> _Prompt_
Show every line where "struktury" occurs.

> _Data to process_
## START

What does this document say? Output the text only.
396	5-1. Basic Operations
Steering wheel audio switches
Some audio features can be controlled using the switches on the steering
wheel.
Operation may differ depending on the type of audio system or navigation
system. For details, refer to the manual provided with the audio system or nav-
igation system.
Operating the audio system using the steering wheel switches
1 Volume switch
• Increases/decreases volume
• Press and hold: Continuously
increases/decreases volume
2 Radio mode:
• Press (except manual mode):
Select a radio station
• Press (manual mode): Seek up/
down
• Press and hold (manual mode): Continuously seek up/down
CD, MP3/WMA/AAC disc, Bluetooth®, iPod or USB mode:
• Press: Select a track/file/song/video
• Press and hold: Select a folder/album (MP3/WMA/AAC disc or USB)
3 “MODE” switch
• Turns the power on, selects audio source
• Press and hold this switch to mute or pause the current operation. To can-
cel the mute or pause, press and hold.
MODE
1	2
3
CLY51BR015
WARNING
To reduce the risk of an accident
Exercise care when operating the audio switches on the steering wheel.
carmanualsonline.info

## END
## START

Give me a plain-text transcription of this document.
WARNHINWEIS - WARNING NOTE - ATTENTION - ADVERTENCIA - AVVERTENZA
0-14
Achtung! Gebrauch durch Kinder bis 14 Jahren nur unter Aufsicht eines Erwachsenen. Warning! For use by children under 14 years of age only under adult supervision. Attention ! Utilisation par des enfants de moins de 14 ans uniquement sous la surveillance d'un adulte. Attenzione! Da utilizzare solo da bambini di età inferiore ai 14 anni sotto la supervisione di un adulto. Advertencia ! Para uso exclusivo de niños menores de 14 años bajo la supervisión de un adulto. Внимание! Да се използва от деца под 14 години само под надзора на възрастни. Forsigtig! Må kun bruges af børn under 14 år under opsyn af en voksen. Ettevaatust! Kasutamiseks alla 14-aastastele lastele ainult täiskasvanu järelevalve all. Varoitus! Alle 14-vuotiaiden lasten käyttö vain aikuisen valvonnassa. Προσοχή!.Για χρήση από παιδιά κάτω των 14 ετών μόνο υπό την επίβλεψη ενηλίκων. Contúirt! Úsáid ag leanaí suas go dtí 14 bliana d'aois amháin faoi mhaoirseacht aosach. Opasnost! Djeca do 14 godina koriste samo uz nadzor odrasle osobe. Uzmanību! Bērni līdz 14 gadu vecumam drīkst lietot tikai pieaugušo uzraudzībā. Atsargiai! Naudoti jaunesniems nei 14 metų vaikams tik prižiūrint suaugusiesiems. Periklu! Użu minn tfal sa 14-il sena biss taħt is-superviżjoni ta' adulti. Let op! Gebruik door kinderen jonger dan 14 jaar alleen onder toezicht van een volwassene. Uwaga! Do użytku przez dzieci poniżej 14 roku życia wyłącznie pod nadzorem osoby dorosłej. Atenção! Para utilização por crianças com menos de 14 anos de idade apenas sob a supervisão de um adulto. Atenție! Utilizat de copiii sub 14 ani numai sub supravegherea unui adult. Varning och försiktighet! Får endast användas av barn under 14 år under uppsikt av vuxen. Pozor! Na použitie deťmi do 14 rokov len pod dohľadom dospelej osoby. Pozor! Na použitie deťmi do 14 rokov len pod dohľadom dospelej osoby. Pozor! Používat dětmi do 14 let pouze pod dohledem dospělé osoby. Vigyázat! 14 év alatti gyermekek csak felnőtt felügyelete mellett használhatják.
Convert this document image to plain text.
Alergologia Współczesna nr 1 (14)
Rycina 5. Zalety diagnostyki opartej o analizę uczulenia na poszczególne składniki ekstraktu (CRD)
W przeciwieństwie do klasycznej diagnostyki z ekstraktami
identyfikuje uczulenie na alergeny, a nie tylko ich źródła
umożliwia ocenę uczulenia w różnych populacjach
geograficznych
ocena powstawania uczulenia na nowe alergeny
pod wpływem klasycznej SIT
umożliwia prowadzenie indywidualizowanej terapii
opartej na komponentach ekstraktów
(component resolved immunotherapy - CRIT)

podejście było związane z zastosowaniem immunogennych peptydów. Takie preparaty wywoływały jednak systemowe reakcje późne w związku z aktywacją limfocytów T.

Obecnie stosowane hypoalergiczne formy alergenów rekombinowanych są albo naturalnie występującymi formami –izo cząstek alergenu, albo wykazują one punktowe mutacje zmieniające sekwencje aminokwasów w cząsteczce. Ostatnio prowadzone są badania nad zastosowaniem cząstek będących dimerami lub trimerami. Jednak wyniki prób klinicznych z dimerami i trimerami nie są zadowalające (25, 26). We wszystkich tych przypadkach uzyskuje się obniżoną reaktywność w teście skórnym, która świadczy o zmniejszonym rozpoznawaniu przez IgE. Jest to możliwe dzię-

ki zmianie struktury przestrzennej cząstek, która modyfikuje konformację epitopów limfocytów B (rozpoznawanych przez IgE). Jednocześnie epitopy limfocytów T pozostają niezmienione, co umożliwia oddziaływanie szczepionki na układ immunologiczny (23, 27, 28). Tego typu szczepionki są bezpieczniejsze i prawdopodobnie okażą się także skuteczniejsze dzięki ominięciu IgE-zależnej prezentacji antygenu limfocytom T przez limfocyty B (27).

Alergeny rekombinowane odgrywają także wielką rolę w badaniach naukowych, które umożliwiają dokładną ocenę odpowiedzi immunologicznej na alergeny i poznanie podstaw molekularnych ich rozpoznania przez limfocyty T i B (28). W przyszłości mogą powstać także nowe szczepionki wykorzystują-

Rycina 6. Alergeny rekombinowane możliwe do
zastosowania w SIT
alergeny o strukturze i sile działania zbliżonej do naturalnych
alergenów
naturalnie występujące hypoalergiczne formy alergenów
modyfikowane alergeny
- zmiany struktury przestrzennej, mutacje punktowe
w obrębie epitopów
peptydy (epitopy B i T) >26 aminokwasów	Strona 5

## END
## START

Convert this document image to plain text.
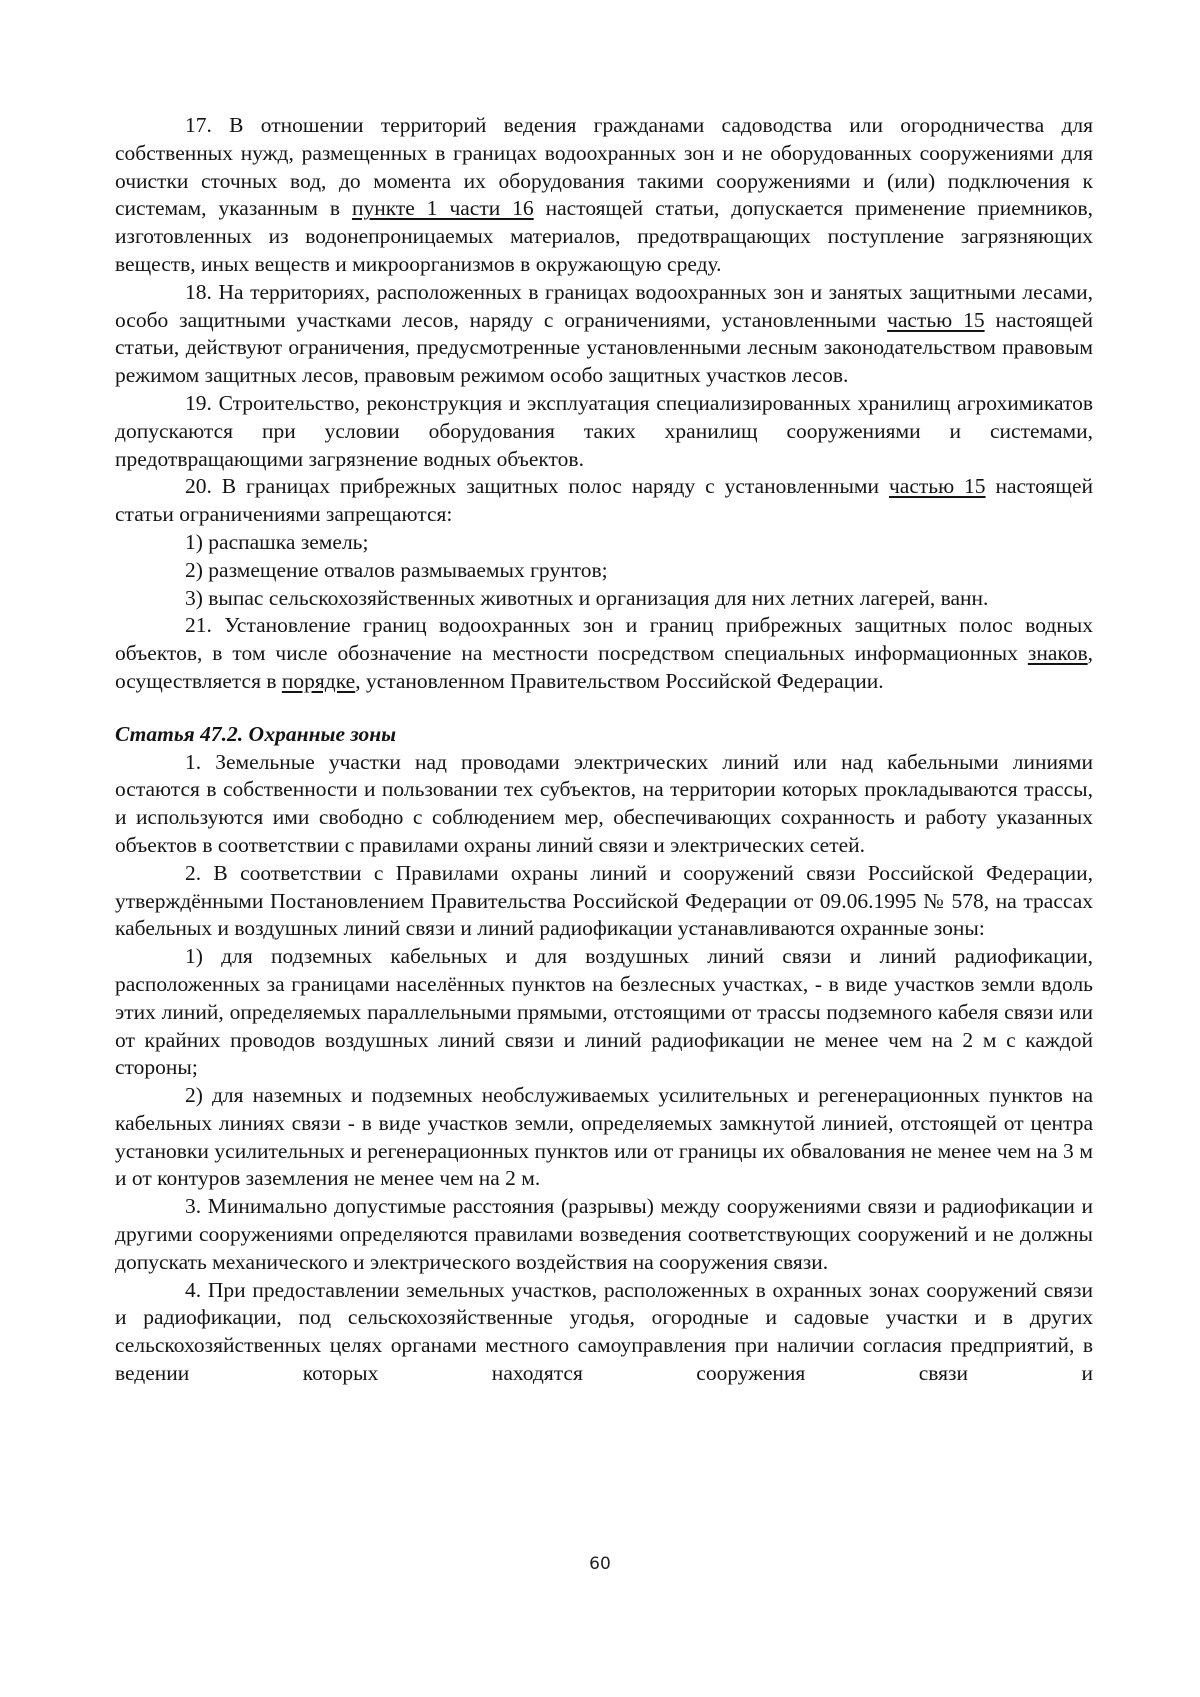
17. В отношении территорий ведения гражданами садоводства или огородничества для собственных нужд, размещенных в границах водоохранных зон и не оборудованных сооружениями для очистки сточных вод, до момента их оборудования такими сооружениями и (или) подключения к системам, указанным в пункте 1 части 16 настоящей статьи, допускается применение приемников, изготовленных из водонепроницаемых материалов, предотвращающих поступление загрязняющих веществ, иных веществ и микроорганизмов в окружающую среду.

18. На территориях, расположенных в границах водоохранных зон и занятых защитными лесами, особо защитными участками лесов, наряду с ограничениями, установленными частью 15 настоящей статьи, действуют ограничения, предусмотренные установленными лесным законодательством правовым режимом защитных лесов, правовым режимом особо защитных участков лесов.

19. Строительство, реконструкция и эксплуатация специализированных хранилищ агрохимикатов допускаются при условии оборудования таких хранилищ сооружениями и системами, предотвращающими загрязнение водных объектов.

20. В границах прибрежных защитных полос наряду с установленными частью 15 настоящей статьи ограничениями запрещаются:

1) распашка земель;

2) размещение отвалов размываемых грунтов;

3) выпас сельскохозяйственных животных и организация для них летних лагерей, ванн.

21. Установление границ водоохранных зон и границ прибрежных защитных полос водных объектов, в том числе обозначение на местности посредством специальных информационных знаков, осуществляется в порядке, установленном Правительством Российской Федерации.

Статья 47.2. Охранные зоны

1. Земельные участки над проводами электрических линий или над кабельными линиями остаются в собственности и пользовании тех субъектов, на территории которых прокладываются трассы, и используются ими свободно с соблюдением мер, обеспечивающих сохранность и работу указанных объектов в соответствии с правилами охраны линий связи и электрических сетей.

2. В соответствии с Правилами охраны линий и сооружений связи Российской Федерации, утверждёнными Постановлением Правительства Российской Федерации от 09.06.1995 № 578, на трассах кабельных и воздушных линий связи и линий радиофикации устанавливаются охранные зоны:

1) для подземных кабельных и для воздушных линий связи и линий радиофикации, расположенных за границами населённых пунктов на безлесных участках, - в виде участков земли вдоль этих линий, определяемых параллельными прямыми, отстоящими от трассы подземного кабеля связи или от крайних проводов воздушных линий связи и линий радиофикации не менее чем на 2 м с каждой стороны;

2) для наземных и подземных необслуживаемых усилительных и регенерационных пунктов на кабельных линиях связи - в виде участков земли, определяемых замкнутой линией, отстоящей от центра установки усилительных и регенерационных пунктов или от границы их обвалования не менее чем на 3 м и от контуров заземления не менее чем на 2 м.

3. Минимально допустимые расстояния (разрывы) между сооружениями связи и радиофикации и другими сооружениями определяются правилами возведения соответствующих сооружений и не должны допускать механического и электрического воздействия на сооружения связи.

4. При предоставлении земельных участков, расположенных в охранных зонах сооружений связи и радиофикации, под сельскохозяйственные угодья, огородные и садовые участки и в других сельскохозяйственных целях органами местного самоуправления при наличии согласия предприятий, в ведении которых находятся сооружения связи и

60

## END

> _Written answer_
ki zmianie struktury przestrzennej cząstek, która modyfikuje konformację epitopów limfocytów B (rozpoznawanych przez IgE). Jednocześnie epitopy limfocytów T pozostają niezmienione, co umożliwia oddziaływanie szczepionki na układ immunologiczny (23, 27, 28). Tego typu szczepionki są bezpieczniejsze i prawdopodobnie okażą się także skuteczniejsze dzięki ominięciu IgE-zależnej prezentacji antygenu limfocytom T przez limfocyty B (27).
- zmiany struktury przestrzennej, mutacje punktowe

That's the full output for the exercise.